Istruzioni del compito: Indica quale carica ricoprì De Michelis secondo l'estratto del testo.

La Pasionaria Rococò

 di Gisella Evangelisti

Parte Seconda  (link alla Parte Prima)

Fiori nei vostri cannoni

Ed eccoci agli anni 80, con Craxi che cambió stile nella politica: c'era davvero bisogno di aria nuova, per finirla con quelle mummie democristiane, da Fanfani a Andreotti, che si spostavano come i cavalli di una giostrina che riapparivano al giro seguente, per decenni.  Comparvero garofani giganteschi nei congressi socialisti, e fin qui, perché no? Ma poi quel politico dai capelli unti, che anzi divenne ministro degli Esteri, il signor De Michelis, frequentatore di discoteche, si fece una foto con le sue segretarie della Farnesina, lui vestido, loro con le tette nude. Da lí qualcuno capí che piú che di aria nuova, si trattava del fatto che troppa coca stava cominciando a danneggiare i neuroni di tanti politici, inchiodandoli alla fase adolescenziale, anche se magari anagraficamente erano giá sessantenni. Molti giornalisti considerano quegli anni in cui l'Italia passó  dagli anni di piombo alla febbre del sabato sera, come la lunga incubazione dell'Italia becera, rampante, razzista che ci ritroviamo adesso.

  Ci fu nel '92 il rigurgito, troppo breve, di Tangentopoli, con la gente disgustata dalla corruzione, che gettava monetine ai politici. Ricordo una conoscente che riempí l'armadio di pellicce e si fece la chirurgia plastica alla pappagorgia  (si scoprí poi) con i soldi delle tangenti del marito politico. Fresca come una rosa, lei, che male c'era?  Poi il marito fu denunciato,  e poco dopo si suicidó. Craxi dal suo esilio disse che se lui, il capro espiatorio, era considerato un criminale, tutta l'Italia era criminale, perché la corruzione era un fenomeno capillare. Completato poi dallo sdoganamento dell'evasione fiscale del ventennio berlusconiano, come si vide. Mi fa male ancora ricordarlo, il Cavaliere col mafioso in giardino, i bunga bunga, il baciamano a Gheddafi e le Olgettine, mentre il  debito pubblico diventava un incubo. Una storia ancora troppo fresca, chissá quanti decenni ci serviranno per ripulirci il fegato.

Dati forniti:

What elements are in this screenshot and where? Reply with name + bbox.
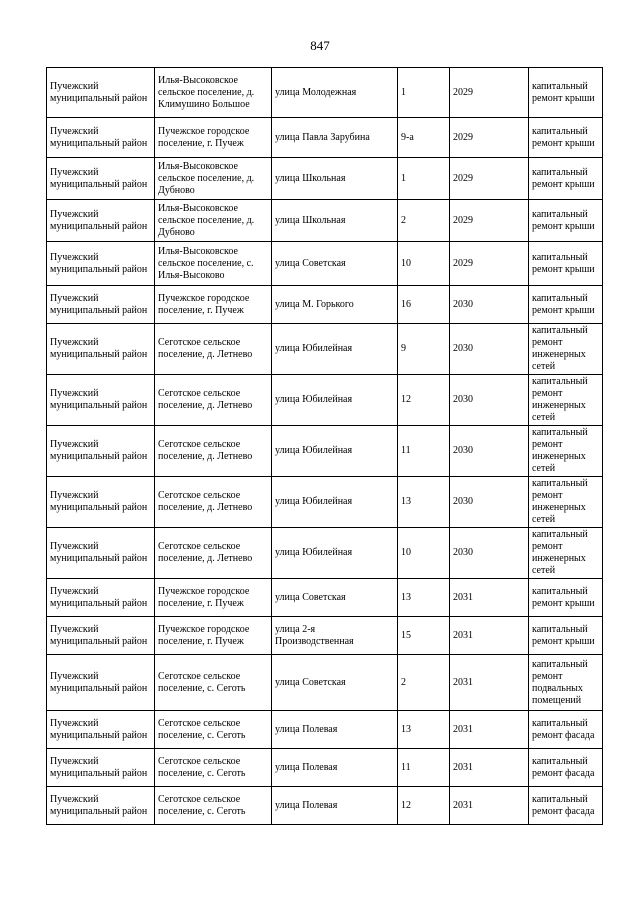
- work-type-cell: капитальный ремонт крыши: [529, 158, 603, 200]
- street-cell: улица Советская: [272, 655, 398, 711]
- work-type-cell: капитальный ремонт крыши: [529, 617, 603, 655]
- year-cell: 2031: [450, 617, 529, 655]
- settlement-cell: Сеготское сельское поселение, д. Летнево: [155, 324, 272, 375]
- settlement-cell: Сеготское сельское поселение, д. Летнево: [155, 375, 272, 426]
- work-type-cell: капитальный ремонт крыши: [529, 200, 603, 242]
- table-row: [47, 787, 603, 825]
- table-body: [47, 68, 603, 825]
- work-type-cell: капитальный ремонт фасада: [529, 787, 603, 825]
- street-cell: улица Советская: [272, 242, 398, 286]
- table-row: [47, 711, 603, 749]
- repair-schedule-table: [46, 67, 603, 825]
- settlement-cell: Пучежское городское поселение, г. Пучеж: [155, 579, 272, 617]
- year-cell: 2030: [450, 477, 529, 528]
- street-cell: улица М. Горького: [272, 286, 398, 324]
- district-cell: Пучежский муниципальный район: [47, 655, 155, 711]
- house-number-cell: 11: [398, 749, 450, 787]
- district-cell: Пучежский муниципальный район: [47, 118, 155, 158]
- street-cell: улица Юбилейная: [272, 426, 398, 477]
- table-row: [47, 375, 603, 426]
- work-type-cell: капитальный ремонт инженерных сетей: [529, 477, 603, 528]
- district-cell: Пучежский муниципальный район: [47, 749, 155, 787]
- house-number-cell: 12: [398, 375, 450, 426]
- house-number-cell: 10: [398, 528, 450, 579]
- work-type-cell: капитальный ремонт крыши: [529, 118, 603, 158]
- work-type-cell: капитальный ремонт инженерных сетей: [529, 426, 603, 477]
- table-row: [47, 242, 603, 286]
- table-row: [47, 477, 603, 528]
- district-cell: Пучежский муниципальный район: [47, 579, 155, 617]
- district-cell: Пучежский муниципальный район: [47, 477, 155, 528]
- year-cell: 2030: [450, 286, 529, 324]
- settlement-cell: Илья-Высоковское сельское поселение, д. Дубново: [155, 158, 272, 200]
- year-cell: 2029: [450, 68, 529, 118]
- district-cell: Пучежский муниципальный район: [47, 426, 155, 477]
- house-number-cell: 2: [398, 655, 450, 711]
- table-row: [47, 528, 603, 579]
- work-type-cell: капитальный ремонт инженерных сетей: [529, 528, 603, 579]
- work-type-cell: капитальный ремонт крыши: [529, 242, 603, 286]
- house-number-cell: 1: [398, 68, 450, 118]
- page-number: 847: [310, 38, 330, 53]
- work-type-cell: капитальный ремонт крыши: [529, 579, 603, 617]
- table-row: [47, 324, 603, 375]
- settlement-cell: Пучежское городское поселение, г. Пучеж: [155, 617, 272, 655]
- street-cell: улица Полевая: [272, 787, 398, 825]
- work-type-cell: капитальный ремонт инженерных сетей: [529, 324, 603, 375]
- settlement-cell: Илья-Высоковское сельское поселение, д. Дубново: [155, 200, 272, 242]
- table-row: [47, 426, 603, 477]
- year-cell: 2030: [450, 528, 529, 579]
- settlement-cell: Пучежское городское поселение, г. Пучеж: [155, 286, 272, 324]
- settlement-cell: Сеготское сельское поселение, д. Летнево: [155, 477, 272, 528]
- district-cell: Пучежский муниципальный район: [47, 617, 155, 655]
- street-cell: улица Школьная: [272, 158, 398, 200]
- work-type-cell: капитальный ремонт крыши: [529, 286, 603, 324]
- street-cell: улица Юбилейная: [272, 375, 398, 426]
- house-number-cell: 13: [398, 579, 450, 617]
- table-row: [47, 579, 603, 617]
- table-row: [47, 158, 603, 200]
- work-type-cell: капитальный ремонт фасада: [529, 749, 603, 787]
- settlement-cell: Сеготское сельское поселение, с. Сеготь: [155, 749, 272, 787]
- settlement-cell: Сеготское сельское поселение, д. Летнево: [155, 426, 272, 477]
- house-number-cell: 16: [398, 286, 450, 324]
- work-type-cell: капитальный ремонт подвальных помещений: [529, 655, 603, 711]
- street-cell: улица 2-я Производственная: [272, 617, 398, 655]
- settlement-cell: Сеготское сельское поселение, с. Сеготь: [155, 711, 272, 749]
- settlement-cell: Сеготское сельское поселение, с. Сеготь: [155, 787, 272, 825]
- year-cell: 2031: [450, 655, 529, 711]
- table-row: [47, 118, 603, 158]
- work-type-cell: капитальный ремонт фасада: [529, 711, 603, 749]
- year-cell: 2031: [450, 579, 529, 617]
- street-cell: улица Юбилейная: [272, 528, 398, 579]
- settlement-cell: Пучежское городское поселение, г. Пучеж: [155, 118, 272, 158]
- district-cell: Пучежский муниципальный район: [47, 711, 155, 749]
- work-type-cell: капитальный ремонт крыши: [529, 68, 603, 118]
- year-cell: 2029: [450, 200, 529, 242]
- year-cell: 2031: [450, 787, 529, 825]
- house-number-cell: 11: [398, 426, 450, 477]
- district-cell: Пучежский муниципальный район: [47, 286, 155, 324]
- street-cell: улица Павла Зарубина: [272, 118, 398, 158]
- table-row: [47, 68, 603, 118]
- table-row: [47, 655, 603, 711]
- street-cell: улица Юбилейная: [272, 324, 398, 375]
- street-cell: улица Советская: [272, 579, 398, 617]
- street-cell: улица Полевая: [272, 749, 398, 787]
- house-number-cell: 9-а: [398, 118, 450, 158]
- work-type-cell: капитальный ремонт инженерных сетей: [529, 375, 603, 426]
- table-row: [47, 200, 603, 242]
- year-cell: 2029: [450, 158, 529, 200]
- settlement-cell: Илья-Высоковское сельское поселение, с. Илья-Высоково: [155, 242, 272, 286]
- house-number-cell: 12: [398, 787, 450, 825]
- year-cell: 2031: [450, 749, 529, 787]
- district-cell: Пучежский муниципальный район: [47, 200, 155, 242]
- year-cell: 2031: [450, 711, 529, 749]
- settlement-cell: Илья-Высоковское сельское поселение, д. Климушино Большое: [155, 68, 272, 118]
- settlement-cell: Сеготское сельское поселение, с. Сеготь: [155, 655, 272, 711]
- house-number-cell: 10: [398, 242, 450, 286]
- street-cell: улица Юбилейная: [272, 477, 398, 528]
- house-number-cell: 2: [398, 200, 450, 242]
- district-cell: Пучежский муниципальный район: [47, 68, 155, 118]
- district-cell: Пучежский муниципальный район: [47, 528, 155, 579]
- house-number-cell: 9: [398, 324, 450, 375]
- street-cell: улица Молодежная: [272, 68, 398, 118]
- house-number-cell: 15: [398, 617, 450, 655]
- district-cell: Пучежский муниципальный район: [47, 324, 155, 375]
- settlement-cell: Сеготское сельское поселение, д. Летнево: [155, 528, 272, 579]
- table-row: [47, 286, 603, 324]
- district-cell: Пучежский муниципальный район: [47, 242, 155, 286]
- house-number-cell: 13: [398, 711, 450, 749]
- table-row: [47, 617, 603, 655]
- street-cell: улица Полевая: [272, 711, 398, 749]
- year-cell: 2030: [450, 375, 529, 426]
- district-cell: Пучежский муниципальный район: [47, 158, 155, 200]
- year-cell: 2030: [450, 324, 529, 375]
- street-cell: улица Школьная: [272, 200, 398, 242]
- table-row: [47, 749, 603, 787]
- district-cell: Пучежский муниципальный район: [47, 787, 155, 825]
- house-number-cell: 13: [398, 477, 450, 528]
- year-cell: 2029: [450, 118, 529, 158]
- house-number-cell: 1: [398, 158, 450, 200]
- year-cell: 2030: [450, 426, 529, 477]
- district-cell: Пучежский муниципальный район: [47, 375, 155, 426]
- year-cell: 2029: [450, 242, 529, 286]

Risposta completa: Fu ministro degli Esteri.